-- TO DO --
Could you give the data below as a JSON list of strings, one string per line, leaving out any blank lines?

-- TASK INPUT --
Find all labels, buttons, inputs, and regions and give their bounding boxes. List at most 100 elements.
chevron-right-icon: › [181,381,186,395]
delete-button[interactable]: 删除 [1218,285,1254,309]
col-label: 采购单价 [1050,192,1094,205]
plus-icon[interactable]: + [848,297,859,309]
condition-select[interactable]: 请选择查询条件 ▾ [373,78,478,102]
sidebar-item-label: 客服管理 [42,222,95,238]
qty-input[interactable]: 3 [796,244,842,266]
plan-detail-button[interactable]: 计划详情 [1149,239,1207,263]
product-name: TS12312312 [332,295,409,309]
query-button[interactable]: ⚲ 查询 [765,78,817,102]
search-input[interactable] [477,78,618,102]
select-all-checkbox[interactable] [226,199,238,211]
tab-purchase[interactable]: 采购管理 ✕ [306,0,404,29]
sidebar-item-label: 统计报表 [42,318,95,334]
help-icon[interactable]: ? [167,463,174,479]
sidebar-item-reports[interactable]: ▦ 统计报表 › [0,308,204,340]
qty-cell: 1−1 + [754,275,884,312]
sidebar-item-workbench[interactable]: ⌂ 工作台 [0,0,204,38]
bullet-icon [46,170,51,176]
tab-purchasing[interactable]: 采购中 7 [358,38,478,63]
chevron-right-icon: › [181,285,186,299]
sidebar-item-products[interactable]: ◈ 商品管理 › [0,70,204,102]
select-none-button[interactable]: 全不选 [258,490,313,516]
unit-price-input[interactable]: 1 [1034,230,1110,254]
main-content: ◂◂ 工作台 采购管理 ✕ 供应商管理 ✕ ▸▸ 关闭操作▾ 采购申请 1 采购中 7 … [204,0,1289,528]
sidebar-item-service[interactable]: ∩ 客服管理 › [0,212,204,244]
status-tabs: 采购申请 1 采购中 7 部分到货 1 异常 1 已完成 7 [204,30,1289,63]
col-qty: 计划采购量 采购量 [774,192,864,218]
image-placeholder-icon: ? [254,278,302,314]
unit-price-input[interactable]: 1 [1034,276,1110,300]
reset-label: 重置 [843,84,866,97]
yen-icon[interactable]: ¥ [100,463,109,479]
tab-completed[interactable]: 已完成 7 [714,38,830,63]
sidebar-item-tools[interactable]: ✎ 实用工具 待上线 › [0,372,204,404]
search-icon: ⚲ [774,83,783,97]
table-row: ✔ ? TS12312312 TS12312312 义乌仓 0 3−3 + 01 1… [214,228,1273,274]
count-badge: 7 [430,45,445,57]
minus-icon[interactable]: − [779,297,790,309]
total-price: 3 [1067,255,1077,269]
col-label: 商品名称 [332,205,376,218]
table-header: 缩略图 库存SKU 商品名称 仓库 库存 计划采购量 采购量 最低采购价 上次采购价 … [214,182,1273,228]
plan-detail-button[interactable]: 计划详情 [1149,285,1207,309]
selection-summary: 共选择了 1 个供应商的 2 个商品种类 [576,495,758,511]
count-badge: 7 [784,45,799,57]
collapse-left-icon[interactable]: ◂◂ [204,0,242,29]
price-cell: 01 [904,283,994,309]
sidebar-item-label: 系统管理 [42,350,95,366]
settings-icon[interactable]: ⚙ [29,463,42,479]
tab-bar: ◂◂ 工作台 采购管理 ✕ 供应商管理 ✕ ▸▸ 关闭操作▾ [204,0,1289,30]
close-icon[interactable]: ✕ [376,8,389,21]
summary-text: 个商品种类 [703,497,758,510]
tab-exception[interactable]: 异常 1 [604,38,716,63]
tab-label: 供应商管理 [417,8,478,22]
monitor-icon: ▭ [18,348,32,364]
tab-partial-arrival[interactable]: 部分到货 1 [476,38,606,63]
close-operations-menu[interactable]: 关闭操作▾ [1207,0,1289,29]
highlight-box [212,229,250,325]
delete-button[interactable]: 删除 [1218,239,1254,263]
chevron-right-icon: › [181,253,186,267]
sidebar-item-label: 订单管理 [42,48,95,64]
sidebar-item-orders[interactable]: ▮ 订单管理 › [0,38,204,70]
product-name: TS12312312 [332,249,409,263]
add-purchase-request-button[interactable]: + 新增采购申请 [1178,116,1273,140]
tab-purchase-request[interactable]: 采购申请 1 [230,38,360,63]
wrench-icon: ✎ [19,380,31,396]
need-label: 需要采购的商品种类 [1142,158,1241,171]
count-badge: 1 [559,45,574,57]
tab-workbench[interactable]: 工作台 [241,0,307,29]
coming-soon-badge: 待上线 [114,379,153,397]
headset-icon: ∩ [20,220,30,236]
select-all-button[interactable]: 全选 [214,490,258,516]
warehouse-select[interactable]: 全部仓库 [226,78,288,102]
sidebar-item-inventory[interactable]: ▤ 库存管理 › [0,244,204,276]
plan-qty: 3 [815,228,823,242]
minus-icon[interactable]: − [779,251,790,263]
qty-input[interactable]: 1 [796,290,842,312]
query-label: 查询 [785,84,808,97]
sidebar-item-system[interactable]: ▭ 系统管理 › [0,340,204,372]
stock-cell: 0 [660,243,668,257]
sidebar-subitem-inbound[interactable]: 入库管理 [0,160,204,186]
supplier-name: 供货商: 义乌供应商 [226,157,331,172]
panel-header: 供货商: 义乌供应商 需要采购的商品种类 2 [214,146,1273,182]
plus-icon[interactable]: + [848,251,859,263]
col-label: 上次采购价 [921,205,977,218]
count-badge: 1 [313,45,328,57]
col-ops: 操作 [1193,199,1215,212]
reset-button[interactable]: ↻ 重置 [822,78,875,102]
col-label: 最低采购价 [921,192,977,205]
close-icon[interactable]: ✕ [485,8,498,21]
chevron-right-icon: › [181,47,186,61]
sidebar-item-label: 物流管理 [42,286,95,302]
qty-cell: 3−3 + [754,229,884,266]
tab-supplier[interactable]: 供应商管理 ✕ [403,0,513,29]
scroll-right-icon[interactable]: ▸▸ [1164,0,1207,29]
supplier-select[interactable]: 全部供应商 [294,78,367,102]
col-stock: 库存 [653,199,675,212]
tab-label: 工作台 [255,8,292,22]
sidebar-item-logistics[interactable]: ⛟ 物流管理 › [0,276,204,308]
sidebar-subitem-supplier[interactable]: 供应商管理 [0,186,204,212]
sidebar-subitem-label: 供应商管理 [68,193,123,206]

-- RESULT --
[
  "Find all labels, buttons, inputs, and regions and give their bounding boxes. List at most 100 elements.",
  "chevron-right-icon: › [181,381,186,395]",
  "delete-button[interactable]: 删除 [1218,285,1254,309]",
  "col-label: 采购单价 [1050,192,1094,205]",
  "plus-icon[interactable]: + [848,297,859,309]",
  "condition-select[interactable]: 请选择查询条件 ▾ [373,78,478,102]",
  "sidebar-item-label: 客服管理 [42,222,95,238]",
  "qty-input[interactable]: 3 [796,244,842,266]",
  "plan-detail-button[interactable]: 计划详情 [1149,239,1207,263]",
  "product-name: TS12312312 [332,295,409,309]",
  "query-button[interactable]: ⚲ 查询 [765,78,817,102]",
  "search-input[interactable] [477,78,618,102]",
  "select-all-checkbox[interactable] [226,199,238,211]",
  "tab-purchase[interactable]: 采购管理 ✕ [306,0,404,29]",
  "sidebar-item-label: 统计报表 [42,318,95,334]",
  "help-icon[interactable]: ? [167,463,174,479]",
  "sidebar-item-reports[interactable]: ▦ 统计报表 › [0,308,204,340]",
  "qty-cell: 1−1 + [754,275,884,312]",
  "sidebar-item-workbench[interactable]: ⌂ 工作台 [0,0,204,38]",
  "bullet-icon [46,170,51,176]",
  "tab-purchasing[interactable]: 采购中 7 [358,38,478,63]",
  "chevron-right-icon: › [181,285,186,299]",
  "sidebar-item-products[interactable]: ◈ 商品管理 › [0,70,204,102]",
  "select-none-button[interactable]: 全不选 [258,490,313,516]",
  "unit-price-input[interactable]: 1 [1034,230,1110,254]",
  "main-content: ◂◂ 工作台 采购管理 ✕ 供应商管理 ✕ ▸▸ 关闭操作▾ 采购申请 1 采购中 7 … [204,0,1289,528]",
  "sidebar-item-service[interactable]: ∩ 客服管理 › [0,212,204,244]",
  "status-tabs: 采购申请 1 采购中 7 部分到货 1 异常 1 已完成 7 [204,30,1289,63]",
  "col-qty: 计划采购量 采购量 [774,192,864,218]",
  "image-placeholder-icon: ? [254,278,302,314]",
  "unit-price-input[interactable]: 1 [1034,276,1110,300]",
  "reset-label: 重置 [843,84,866,97]",
  "yen-icon[interactable]: ¥ [100,463,109,479]",
  "tab-completed[interactable]: 已完成 7 [714,38,830,63]",
  "sidebar-item-tools[interactable]: ✎ 实用工具 待上线 › [0,372,204,404]",
  "search-icon: ⚲ [774,83,783,97]",
  "table-row: ✔ ? TS12312312 TS12312312 义乌仓 0 3−3 + 01 1… [214,228,1273,274]",
  "count-badge: 7 [430,45,445,57]",
  "minus-icon[interactable]: − [779,297,790,309]",
  "total-price: 3 [1067,255,1077,269]",
  "col-label: 商品名称 [332,205,376,218]",
  "table-header: 缩略图 库存SKU 商品名称 仓库 库存 计划采购量 采购量 最低采购价 上次采购价 … [214,182,1273,228]",
  "plan-detail-button[interactable]: 计划详情 [1149,285,1207,309]",
  "selection-summary: 共选择了 1 个供应商的 2 个商品种类 [576,495,758,511]",
  "count-badge: 7 [784,45,799,57]",
  "collapse-left-icon[interactable]: ◂◂ [204,0,242,29]",
  "price-cell: 01 [904,283,994,309]",
  "sidebar-item-label: 系统管理 [42,350,95,366]",
  "settings-icon[interactable]: ⚙ [29,463,42,479]",
  "tab-bar: ◂◂ 工作台 采购管理 ✕ 供应商管理 ✕ ▸▸ 关闭操作▾ [204,0,1289,30]",
  "close-icon[interactable]: ✕ [376,8,389,21]",
  "summary-text: 个商品种类 [703,497,758,510]",
  "tab-exception[interactable]: 异常 1 [604,38,716,63]",
  "tab-label: 供应商管理 [417,8,478,22]",
  "monitor-icon: ▭ [18,348,32,364]",
  "tab-partial-arrival[interactable]: 部分到货 1 [476,38,606,63]",
  "close-operations-menu[interactable]: 关闭操作▾ [1207,0,1289,29]",
  "highlight-box [212,229,250,325]",
  "delete-button[interactable]: 删除 [1218,239,1254,263]",
  "chevron-right-icon: › [181,253,186,267]",
  "sidebar-item-label: 订单管理 [42,48,95,64]",
  "sidebar-item-orders[interactable]: ▮ 订单管理 › [0,38,204,70]",
  "product-name: TS12312312 [332,249,409,263]",
  "add-purchase-request-button[interactable]: + 新增采购申请 [1178,116,1273,140]",
  "tab-purchase-request[interactable]: 采购申请 1 [230,38,360,63]",
  "wrench-icon: ✎ [19,380,31,396]",
  "need-label: 需要采购的商品种类 [1142,158,1241,171]",
  "count-badge: 1 [559,45,574,57]",
  "tab-workbench[interactable]: 工作台 [241,0,307,29]",
  "coming-soon-badge: 待上线 [114,379,153,397]",
  "headset-icon: ∩ [20,220,30,236]",
  "select-all-button[interactable]: 全选 [214,490,258,516]",
  "warehouse-select[interactable]: 全部仓库 [226,78,288,102]",
  "sidebar-item-inventory[interactable]: ▤ 库存管理 › [0,244,204,276]",
  "plan-qty: 3 [815,228,823,242]",
  "minus-icon[interactable]: − [779,251,790,263]",
  "qty-input[interactable]: 1 [796,290,842,312]",
  "query-label: 查询 [785,84,808,97]",
  "sidebar-item-system[interactable]: ▭ 系统管理 › [0,340,204,372]",
  "stock-cell: 0 [660,243,668,257]",
  "sidebar-subitem-inbound[interactable]: 入库管理 [0,160,204,186]",
  "supplier-name: 供货商: 义乌供应商 [226,157,331,172]",
  "panel-header: 供货商: 义乌供应商 需要采购的商品种类 2 [214,146,1273,182]",
  "plus-icon[interactable]: + [848,251,859,263]",
  "col-label: 上次采购价 [921,205,977,218]",
  "count-badge: 1 [313,45,328,57]",
  "col-ops: 操作 [1193,199,1215,212]",
  "reset-button[interactable]: ↻ 重置 [822,78,875,102]",
  "col-label: 最低采购价 [921,192,977,205]",
  "close-icon[interactable]: ✕ [485,8,498,21]",
  "chevron-right-icon: › [181,47,186,61]",
  "sidebar-item-label: 物流管理 [42,286,95,302]",
  "qty-cell: 3−3 + [754,229,884,266]",
  "tab-supplier[interactable]: 供应商管理 ✕ [403,0,513,29]",
  "scroll-right-icon[interactable]: ▸▸ [1164,0,1207,29]",
  "supplier-select[interactable]: 全部供应商 [294,78,367,102]",
  "col-stock: 库存 [653,199,675,212]",
  "tab-label: 工作台 [255,8,292,22]",
  "sidebar-item-logistics[interactable]: ⛟ 物流管理 › [0,276,204,308]",
  "sidebar-subitem-supplier[interactable]: 供应商管理 [0,186,204,212]",
  "sidebar-subitem-label: 供应商管理 [68,193,123,206]"
]